Saved entries:
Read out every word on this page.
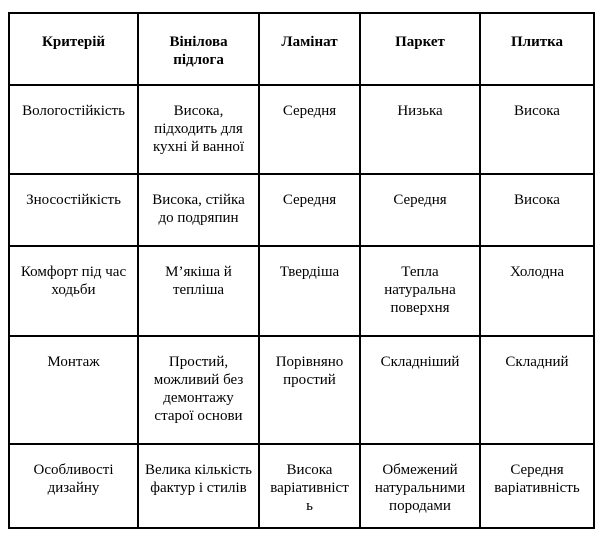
Критерій	Вінілова підлога	Ламінат	Паркет	Плитка
Вологостійкість	Висока, підходить для кухні й ванної	Середня	Низька	Висока
Зносостійкість	Висока, стійка до подряпин	Середня	Середня	Висока
Комфорт під час ходьби	М’якіша й тепліша	Твердіша	Тепла натуральна поверхня	Холодна
Монтаж	Простий, можливий без демонтажу старої основи	Порівняно простий	Складніший	Складний
Особливості дизайну	Велика кількість фактур і стилів	Висока варіативніст ь	Обмежений натуральними породами	Середня варіативність
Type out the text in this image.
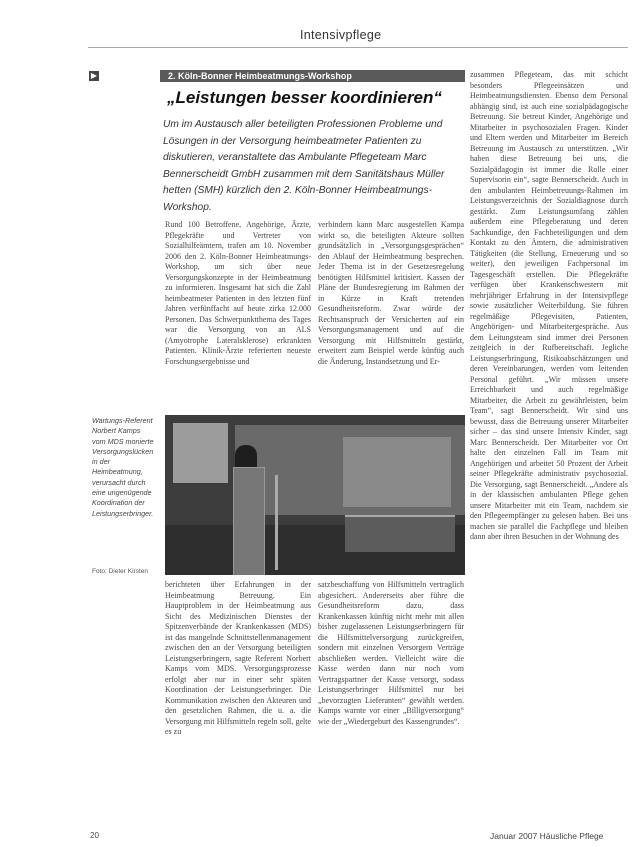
Intensivpflege
▶	2. Köln-Bonner Heimbeatmungs-Workshop
„Leistungen besser koordinieren“
Um im Austausch aller beteiligten Professionen Probleme und Lösungen in der Versorgung heimbeatmeter Patienten zu diskutieren, veranstaltete das Ambulante Pflegeteam Marc Bennerscheidt GmbH zusammen mit dem Sanitätshaus Müller hetten (SMH) kürzlich den 2. Köln-Bonner Heimbeatmungs-Workshop.

Rund 100 Betroffene, Angehörige, Ärzte, Pflegekräfte und Vertreter von Sozialhilfeämtern, trafen am 10. November 2006 den 2. Köln-Bonner Heimbeatmungs-Workshop, um sich über neue Versorgungskonzepte in der Heimbeatmung zu informieren. Insgesamt hat sich die Zahl heimbeatmeter Patienten in den letzten fünf Jahren verfünffacht auf heute zirka 12.000 Personen. Das Schwerpunktthema des Tages war die Versorgung von an ALS (Amyotrophe Lateralsklerose) erkrankten Patienten. Klinik-Ärzte referierten neueste Forschungsergebnisse und

verbindern kann Marc ausgestellen Kampa wirkt so, die beteiligten Akteure sollten grundsätzlich in „Versorgungsgesprächen“ den Ablauf der Heimbeatmung besprechen. Jeder Thema ist in der Gesetzesregelung benötigten Hilfsmittel kritisiert. Kassen der Pläne der Bundesregierung im Rahmen der in Kürze in Kraft tretenden Gesundheitsreform. Zwar würde der Rechtsanspruch der Versicherten auf ein Versorgungsmanagement und auf die Versorgung mit Hilfsmitteln gestärkt, erweitert zum Beispiel werde künftig auch die Änderung, Instandsetzung und Er-

zusammen Pflegeteam, das mit schicht besonders Pflegeeinsätzen und Heimbeatmungsdiensten. Ebenso dem Personal abhängig sind, ist auch eine sozialpädagogische Betreuung. Sie betreut Kinder, Angehörige und Mitarbeiter in psychosozialen Fragen. Kinder und Eltern werden und Mitarbeiter im Bereich Betreuung im Austausch zu unterstützen. „Wir haben diese Betreuung bei uns, die Sozialpädagogin ist immer die Rolle einer Supervisorin ein“, sagte Bennerscheidt. Auch in den ambulanten Heimbetreuungs-Rahmen im Leistungsverzeichnis der Sozialdiagnose durch gestärkt. Zum Leistungsumfang zählen außerdem eine Pflegeberatung und deren Sachkundige, den Fachbeteiligungen und dem Kontakt zu den Ämtern, die administrativen Tätigkeiten (die Stellung, Erneuerung und so weiter), den jeweiligen Fachpersonal im Tagesgeschäft erstellen. Die Pflegekräfte verfügen über Krankenschwestern mit mehrjähriger Erfahrung in der Intensivpflege sowie zusätzlicher Weiterbildung. Sie führen regelmäßige Pflegevisiten, Patienten, Angehörigen- und Mitarbeitergespräche. Aus dem Leitungsteam sind immer drei Personen zeitgleich in der Rufbereitschaft. Jegliche Leistungserbringung, Risikoabschätzungen und deren Vereinbarungen, werden vom leitenden Personal geführt. „Wir müssen unsere Erreichbarkeit und auch regelmäßige Mitarbeiter, die Arbeit zu gewährleisten, beim Team“, sagt Bennerscheidt. Wir sind uns bewusst, dass die Betreuung unserer Mitarbeiter sicher – das sind unsere Intensiv Kinder, sagt Marc Bennerscheidt. Der Mitarbeiter vor Ort halte den einzelnen Fall im Team mit Angehörigen und arbeitet 50 Prozent der Arbeit seiner Pflegekräfte administrativ psychosozial. Die Versorgung, sagt Bennerscheidt. „Andere als in der klassischen ambulanten Pflege gehen unsere Mitarbeiter mit ein Team, nachdem sie den Pflegeempfänger zu gelesen haben. Bei uns machen sie parallel die Fachpflege und bleiben dann aber ihren Besuchen in der Wohnung des

Wartungs-Referent Norbert Kamps vom MDS monierte Versorgungslücken in der Heimbeatmung, verursacht durch eine ungenügende Koordination der Leistungserbringer.
Foto: Dieter Kirsten

berichteten über Erfahrungen in der Heimbeatmung Betreuung. Ein Hauptproblem in der Heimbeatmung aus Sicht des Medizinischen Dienstes der Spitzenverbände der Krankenkassen (MDS) ist das mangelnde Schnittstellenmanagement zwischen den an der Versorgung beteiligten Leistungserbringern, sagte Referent Norbert Kamps vom MDS. Versorgungsprozesse erfolgt aber nur in einer sehr späten Koordination der Leistungserbringer. Die Kommunikation zwischen den Akteuren und den gesetzlichen Rahmen, die u. a. die Versorgung mit Hilfsmitteln regeln soll, gelte es zu

satzbeschaffung von Hilfsmitteln vertraglich abgesichert. Andererseits aber führe die Gesundheitsreform dazu, dass Krankenkassen künftig nicht mehr mit allen bisher zugelassenen Leistungserbringern für die Hilfsmittelversorgung zurückgreifen, sondern mit einzelnen Versorgern Verträge abschließen werden. Vielleicht wäre die Kasse werden dann nur noch vom Vertragspartner der Kasse versorgt, sodass Leistungserbringer Hilfsmittel nur bei „bevorzugten Lieferanten“ gewählt werden. Kamps warnte vor einer „Billigversorgung“ wie der „Wiedergeburt des Kassengrundes“.

20	Januar 2007 Häusliche Pflege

Exercise requirements: Report each line of the material above where the word "Workshop" appears.

Exercise solution:
▶	2. Köln-Bonner Heimbeatmungs-Workshop
Um im Austausch aller beteiligten Professionen Probleme und Lösungen in der Versorgung heimbeatmeter Patienten zu diskutieren, veranstaltete das Ambulante Pflegeteam Marc Bennerscheidt GmbH zusammen mit dem Sanitätshaus Müller hetten (SMH) kürzlich den 2. Köln-Bonner Heimbeatmungs-Workshop.
Rund 100 Betroffene, Angehörige, Ärzte, Pflegekräfte und Vertreter von Sozialhilfeämtern, trafen am 10. November 2006 den 2. Köln-Bonner Heimbeatmungs-Workshop, um sich über neue Versorgungskonzepte in der Heimbeatmung zu informieren. Insgesamt hat sich die Zahl heimbeatmeter Patienten in den letzten fünf Jahren verfünffacht auf heute zirka 12.000 Personen. Das Schwerpunktthema des Tages war die Versorgung von an ALS (Amyotrophe Lateralsklerose) erkrankten Patienten. Klinik-Ärzte referierten neueste Forschungsergebnisse und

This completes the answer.